▶ Task description:
Return the full material exactly.

[Data entries for graphics]
⁂

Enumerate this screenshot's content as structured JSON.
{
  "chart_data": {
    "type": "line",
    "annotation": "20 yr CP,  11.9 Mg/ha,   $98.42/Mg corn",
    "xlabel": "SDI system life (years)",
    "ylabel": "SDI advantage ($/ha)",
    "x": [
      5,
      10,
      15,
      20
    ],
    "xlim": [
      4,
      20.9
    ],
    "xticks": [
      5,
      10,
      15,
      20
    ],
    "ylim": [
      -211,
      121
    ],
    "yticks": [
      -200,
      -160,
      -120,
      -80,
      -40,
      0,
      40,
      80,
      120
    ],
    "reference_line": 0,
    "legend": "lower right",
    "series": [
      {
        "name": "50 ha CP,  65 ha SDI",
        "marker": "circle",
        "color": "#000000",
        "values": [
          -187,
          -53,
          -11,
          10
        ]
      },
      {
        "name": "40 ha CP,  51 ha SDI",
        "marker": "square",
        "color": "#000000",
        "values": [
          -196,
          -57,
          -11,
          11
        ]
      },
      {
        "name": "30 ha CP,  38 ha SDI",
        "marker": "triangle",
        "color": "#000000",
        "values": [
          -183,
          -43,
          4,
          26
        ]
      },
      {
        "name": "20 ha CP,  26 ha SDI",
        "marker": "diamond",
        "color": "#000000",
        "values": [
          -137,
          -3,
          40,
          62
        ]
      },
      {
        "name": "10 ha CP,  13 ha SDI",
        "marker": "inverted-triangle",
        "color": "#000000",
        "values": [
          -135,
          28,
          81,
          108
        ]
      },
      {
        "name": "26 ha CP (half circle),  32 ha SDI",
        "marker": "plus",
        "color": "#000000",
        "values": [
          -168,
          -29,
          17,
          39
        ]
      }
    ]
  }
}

⁂

▶ Complete output:
Enumerate this screenshot's content as structured JSON.
{
  "chart_data": {
    "type": "line",
    "annotation": "20 yr CP,  11.9 Mg/ha,   $98.42/Mg corn",
    "xlabel": "SDI system life (years)",
    "ylabel": "SDI advantage ($/ha)",
    "x": [
      5,
      10,
      15,
      20
    ],
    "xlim": [
      4,
      20.9
    ],
    "xticks": [
      5,
      10,
      15,
      20
    ],
    "ylim": [
      -211,
      121
    ],
    "yticks": [
      -200,
      -160,
      -120,
      -80,
      -40,
      0,
      40,
      80,
      120
    ],
    "reference_line": 0,
    "legend": "lower right",
    "series": [
      {
        "name": "50 ha CP,  65 ha SDI",
        "marker": "circle",
        "color": "#000000",
        "values": [
          -187,
          -53,
          -11,
          10
        ]
      },
      {
        "name": "40 ha CP,  51 ha SDI",
        "marker": "square",
        "color": "#000000",
        "values": [
          -196,
          -57,
          -11,
          11
        ]
      },
      {
        "name": "30 ha CP,  38 ha SDI",
        "marker": "triangle",
        "color": "#000000",
        "values": [
          -183,
          -43,
          4,
          26
        ]
      },
      {
        "name": "20 ha CP,  26 ha SDI",
        "marker": "diamond",
        "color": "#000000",
        "values": [
          -137,
          -3,
          40,
          62
        ]
      },
      {
        "name": "10 ha CP,  13 ha SDI",
        "marker": "inverted-triangle",
        "color": "#000000",
        "values": [
          -135,
          28,
          81,
          108
        ]
      },
      {
        "name": "26 ha CP (half circle),  32 ha SDI",
        "marker": "plus",
        "color": "#000000",
        "values": [
          -168,
          -29,
          17,
          39
        ]
      }
    ]
  }
}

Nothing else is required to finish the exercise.